Go through the records and copy each line where the word "name" occurs.

------ ENTRIES SUPPLIED ------

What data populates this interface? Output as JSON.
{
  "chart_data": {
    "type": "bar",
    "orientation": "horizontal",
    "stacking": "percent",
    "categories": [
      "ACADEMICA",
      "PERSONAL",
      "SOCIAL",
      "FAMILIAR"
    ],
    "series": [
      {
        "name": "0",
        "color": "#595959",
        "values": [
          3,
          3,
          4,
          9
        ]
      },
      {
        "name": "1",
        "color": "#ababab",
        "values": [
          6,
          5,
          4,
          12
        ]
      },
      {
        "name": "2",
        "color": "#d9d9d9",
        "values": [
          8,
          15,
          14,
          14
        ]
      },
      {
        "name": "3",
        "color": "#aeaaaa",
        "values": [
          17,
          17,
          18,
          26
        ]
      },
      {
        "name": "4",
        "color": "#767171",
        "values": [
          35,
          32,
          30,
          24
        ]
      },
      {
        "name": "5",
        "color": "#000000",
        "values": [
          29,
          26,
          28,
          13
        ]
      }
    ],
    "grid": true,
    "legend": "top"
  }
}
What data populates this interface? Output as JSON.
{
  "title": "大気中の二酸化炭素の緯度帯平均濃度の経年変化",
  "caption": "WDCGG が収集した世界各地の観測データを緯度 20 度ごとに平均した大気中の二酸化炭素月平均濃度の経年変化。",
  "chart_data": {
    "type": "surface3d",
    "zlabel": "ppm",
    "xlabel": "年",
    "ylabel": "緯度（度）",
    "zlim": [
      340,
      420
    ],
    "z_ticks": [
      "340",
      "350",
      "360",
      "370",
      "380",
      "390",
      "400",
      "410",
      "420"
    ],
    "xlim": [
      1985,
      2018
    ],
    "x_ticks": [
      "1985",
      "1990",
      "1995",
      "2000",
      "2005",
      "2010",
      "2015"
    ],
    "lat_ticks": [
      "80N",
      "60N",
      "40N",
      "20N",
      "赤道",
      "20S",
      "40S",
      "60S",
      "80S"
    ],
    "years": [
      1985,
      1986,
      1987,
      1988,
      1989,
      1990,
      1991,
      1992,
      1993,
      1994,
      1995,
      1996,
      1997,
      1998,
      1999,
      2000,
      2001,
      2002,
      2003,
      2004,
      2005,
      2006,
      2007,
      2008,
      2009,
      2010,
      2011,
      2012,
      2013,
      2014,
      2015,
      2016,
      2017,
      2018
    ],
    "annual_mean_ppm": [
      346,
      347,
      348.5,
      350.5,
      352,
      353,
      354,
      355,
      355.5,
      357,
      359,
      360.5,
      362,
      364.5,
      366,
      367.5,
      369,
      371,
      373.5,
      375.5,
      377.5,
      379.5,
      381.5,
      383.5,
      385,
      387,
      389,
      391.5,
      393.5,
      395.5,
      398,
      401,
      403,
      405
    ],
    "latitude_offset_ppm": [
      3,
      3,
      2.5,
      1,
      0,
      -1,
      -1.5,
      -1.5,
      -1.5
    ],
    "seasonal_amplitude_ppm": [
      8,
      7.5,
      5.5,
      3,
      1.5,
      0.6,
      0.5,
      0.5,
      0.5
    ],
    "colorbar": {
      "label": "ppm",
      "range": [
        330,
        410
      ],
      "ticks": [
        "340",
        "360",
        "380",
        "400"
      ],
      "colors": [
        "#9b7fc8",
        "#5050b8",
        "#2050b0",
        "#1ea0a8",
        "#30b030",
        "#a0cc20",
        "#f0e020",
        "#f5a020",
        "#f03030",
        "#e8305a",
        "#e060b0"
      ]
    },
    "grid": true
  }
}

------

**ANSWER TO THE TASK**:
        "name": "0",
        "name": "1",
        "name": "2",
        "name": "3",
        "name": "4",
        "name": "5",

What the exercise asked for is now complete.